**What is being asked**: Transcribe verbatim every line from the line containing "Give me a plain-text" to the end of the entries, including both endpoints. Output nothing beyond those lines.

::: Stored records :::

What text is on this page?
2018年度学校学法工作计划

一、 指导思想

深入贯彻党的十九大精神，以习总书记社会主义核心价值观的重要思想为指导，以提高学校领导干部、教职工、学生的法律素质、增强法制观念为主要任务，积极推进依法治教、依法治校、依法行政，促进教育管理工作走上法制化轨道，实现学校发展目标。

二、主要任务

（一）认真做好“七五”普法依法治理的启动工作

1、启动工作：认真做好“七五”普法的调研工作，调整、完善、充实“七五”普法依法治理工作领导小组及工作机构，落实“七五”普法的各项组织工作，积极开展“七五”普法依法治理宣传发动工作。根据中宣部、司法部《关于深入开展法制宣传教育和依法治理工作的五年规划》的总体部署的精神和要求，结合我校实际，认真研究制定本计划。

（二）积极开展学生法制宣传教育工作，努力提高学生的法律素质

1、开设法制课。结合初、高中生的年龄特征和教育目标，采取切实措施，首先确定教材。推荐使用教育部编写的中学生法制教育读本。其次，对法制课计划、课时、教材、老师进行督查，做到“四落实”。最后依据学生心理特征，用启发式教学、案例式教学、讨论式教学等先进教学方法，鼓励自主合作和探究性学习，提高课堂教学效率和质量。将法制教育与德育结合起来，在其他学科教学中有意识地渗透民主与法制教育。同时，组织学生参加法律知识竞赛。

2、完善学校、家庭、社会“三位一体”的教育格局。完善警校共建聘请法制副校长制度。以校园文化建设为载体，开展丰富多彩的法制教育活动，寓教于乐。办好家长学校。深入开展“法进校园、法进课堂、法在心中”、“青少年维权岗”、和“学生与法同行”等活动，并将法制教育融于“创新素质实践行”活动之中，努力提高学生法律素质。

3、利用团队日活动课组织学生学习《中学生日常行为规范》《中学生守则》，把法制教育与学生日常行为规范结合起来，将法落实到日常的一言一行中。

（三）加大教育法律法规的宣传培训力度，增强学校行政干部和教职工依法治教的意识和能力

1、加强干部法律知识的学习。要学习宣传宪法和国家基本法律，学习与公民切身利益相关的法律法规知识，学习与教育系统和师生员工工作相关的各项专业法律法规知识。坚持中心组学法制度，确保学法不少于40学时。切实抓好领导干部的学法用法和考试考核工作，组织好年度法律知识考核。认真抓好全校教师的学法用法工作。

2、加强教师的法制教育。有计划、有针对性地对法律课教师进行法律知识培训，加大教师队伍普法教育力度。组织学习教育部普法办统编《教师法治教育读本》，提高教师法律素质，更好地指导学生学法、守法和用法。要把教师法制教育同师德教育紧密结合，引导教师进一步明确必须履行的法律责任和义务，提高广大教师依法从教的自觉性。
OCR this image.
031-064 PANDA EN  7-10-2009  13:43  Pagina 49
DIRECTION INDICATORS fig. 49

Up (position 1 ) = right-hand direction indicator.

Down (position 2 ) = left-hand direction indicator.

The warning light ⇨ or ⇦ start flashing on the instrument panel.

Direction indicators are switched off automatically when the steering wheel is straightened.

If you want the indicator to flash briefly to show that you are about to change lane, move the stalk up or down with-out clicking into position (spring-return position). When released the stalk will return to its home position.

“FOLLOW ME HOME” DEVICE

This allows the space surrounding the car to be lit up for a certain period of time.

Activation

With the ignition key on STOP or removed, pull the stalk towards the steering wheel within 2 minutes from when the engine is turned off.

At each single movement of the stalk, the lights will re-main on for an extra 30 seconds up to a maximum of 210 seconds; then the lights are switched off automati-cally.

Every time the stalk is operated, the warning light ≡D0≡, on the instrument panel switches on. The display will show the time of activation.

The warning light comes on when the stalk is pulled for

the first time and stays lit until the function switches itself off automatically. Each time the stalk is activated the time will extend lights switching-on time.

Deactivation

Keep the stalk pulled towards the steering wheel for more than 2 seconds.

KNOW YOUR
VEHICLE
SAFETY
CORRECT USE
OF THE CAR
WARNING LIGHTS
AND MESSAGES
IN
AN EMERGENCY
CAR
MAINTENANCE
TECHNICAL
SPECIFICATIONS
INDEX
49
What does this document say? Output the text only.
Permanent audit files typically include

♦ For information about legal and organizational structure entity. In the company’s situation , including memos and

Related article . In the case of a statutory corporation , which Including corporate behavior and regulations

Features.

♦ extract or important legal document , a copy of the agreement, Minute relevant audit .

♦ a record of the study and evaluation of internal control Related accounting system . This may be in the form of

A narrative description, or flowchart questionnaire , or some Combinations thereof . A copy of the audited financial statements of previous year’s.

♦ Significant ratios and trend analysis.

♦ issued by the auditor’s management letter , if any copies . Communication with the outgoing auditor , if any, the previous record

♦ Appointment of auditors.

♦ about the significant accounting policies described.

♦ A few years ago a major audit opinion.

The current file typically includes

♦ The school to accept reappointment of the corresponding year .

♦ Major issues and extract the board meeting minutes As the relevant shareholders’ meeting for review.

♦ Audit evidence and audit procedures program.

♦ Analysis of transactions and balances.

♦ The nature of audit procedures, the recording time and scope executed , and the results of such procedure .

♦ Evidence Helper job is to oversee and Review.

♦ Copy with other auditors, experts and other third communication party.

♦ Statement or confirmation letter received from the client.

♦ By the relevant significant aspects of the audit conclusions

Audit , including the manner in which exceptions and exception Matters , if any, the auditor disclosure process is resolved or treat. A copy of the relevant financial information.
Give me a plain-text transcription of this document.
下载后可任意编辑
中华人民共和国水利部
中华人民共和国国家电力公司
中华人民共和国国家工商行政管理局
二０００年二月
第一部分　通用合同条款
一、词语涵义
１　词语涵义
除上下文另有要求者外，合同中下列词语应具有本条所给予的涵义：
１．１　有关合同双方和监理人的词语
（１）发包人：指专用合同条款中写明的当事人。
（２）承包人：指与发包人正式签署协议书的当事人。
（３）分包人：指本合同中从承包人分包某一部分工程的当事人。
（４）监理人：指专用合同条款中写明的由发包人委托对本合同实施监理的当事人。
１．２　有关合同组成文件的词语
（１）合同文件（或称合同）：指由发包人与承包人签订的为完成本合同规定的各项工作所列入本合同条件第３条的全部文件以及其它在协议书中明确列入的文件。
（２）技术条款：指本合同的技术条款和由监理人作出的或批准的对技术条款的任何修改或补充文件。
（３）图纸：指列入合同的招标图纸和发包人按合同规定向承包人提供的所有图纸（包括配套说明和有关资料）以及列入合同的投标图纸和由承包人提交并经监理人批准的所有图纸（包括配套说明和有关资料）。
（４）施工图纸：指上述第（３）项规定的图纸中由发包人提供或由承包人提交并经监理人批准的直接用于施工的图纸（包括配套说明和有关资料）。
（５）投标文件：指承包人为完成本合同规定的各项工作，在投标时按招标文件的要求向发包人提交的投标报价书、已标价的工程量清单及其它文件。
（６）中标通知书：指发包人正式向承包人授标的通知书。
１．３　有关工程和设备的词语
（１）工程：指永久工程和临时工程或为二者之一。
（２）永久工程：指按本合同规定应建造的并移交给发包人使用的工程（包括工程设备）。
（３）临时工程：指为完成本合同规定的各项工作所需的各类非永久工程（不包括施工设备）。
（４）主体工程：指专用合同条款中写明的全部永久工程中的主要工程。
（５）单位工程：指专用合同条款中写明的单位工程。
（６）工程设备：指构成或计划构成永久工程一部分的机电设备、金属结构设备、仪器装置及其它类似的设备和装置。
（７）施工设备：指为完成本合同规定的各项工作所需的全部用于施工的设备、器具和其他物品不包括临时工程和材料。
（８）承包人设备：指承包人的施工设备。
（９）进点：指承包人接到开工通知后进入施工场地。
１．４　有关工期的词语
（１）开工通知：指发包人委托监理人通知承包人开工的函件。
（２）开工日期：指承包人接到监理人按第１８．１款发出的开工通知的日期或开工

:::

**Finished task**:
Give me a plain-text transcription of this document.
下载后可任意编辑
中华人民共和国水利部
中华人民共和国国家电力公司
中华人民共和国国家工商行政管理局
二０００年二月
第一部分　通用合同条款
一、词语涵义
１　词语涵义
除上下文另有要求者外，合同中下列词语应具有本条所给予的涵义：
１．１　有关合同双方和监理人的词语
（１）发包人：指专用合同条款中写明的当事人。
（２）承包人：指与发包人正式签署协议书的当事人。
（３）分包人：指本合同中从承包人分包某一部分工程的当事人。
（４）监理人：指专用合同条款中写明的由发包人委托对本合同实施监理的当事人。
１．２　有关合同组成文件的词语
（１）合同文件（或称合同）：指由发包人与承包人签订的为完成本合同规定的各项工作所列入本合同条件第３条的全部文件以及其它在协议书中明确列入的文件。
（２）技术条款：指本合同的技术条款和由监理人作出的或批准的对技术条款的任何修改或补充文件。
（３）图纸：指列入合同的招标图纸和发包人按合同规定向承包人提供的所有图纸（包括配套说明和有关资料）以及列入合同的投标图纸和由承包人提交并经监理人批准的所有图纸（包括配套说明和有关资料）。
（４）施工图纸：指上述第（３）项规定的图纸中由发包人提供或由承包人提交并经监理人批准的直接用于施工的图纸（包括配套说明和有关资料）。
（５）投标文件：指承包人为完成本合同规定的各项工作，在投标时按招标文件的要求向发包人提交的投标报价书、已标价的工程量清单及其它文件。
（６）中标通知书：指发包人正式向承包人授标的通知书。
１．３　有关工程和设备的词语
（１）工程：指永久工程和临时工程或为二者之一。
（２）永久工程：指按本合同规定应建造的并移交给发包人使用的工程（包括工程设备）。
（３）临时工程：指为完成本合同规定的各项工作所需的各类非永久工程（不包括施工设备）。
（４）主体工程：指专用合同条款中写明的全部永久工程中的主要工程。
（５）单位工程：指专用合同条款中写明的单位工程。
（６）工程设备：指构成或计划构成永久工程一部分的机电设备、金属结构设备、仪器装置及其它类似的设备和装置。
（７）施工设备：指为完成本合同规定的各项工作所需的全部用于施工的设备、器具和其他物品不包括临时工程和材料。
（８）承包人设备：指承包人的施工设备。
（９）进点：指承包人接到开工通知后进入施工场地。
１．４　有关工期的词语
（１）开工通知：指发包人委托监理人通知承包人开工的函件。
（２）开工日期：指承包人接到监理人按第１８．１款发出的开工通知的日期或开工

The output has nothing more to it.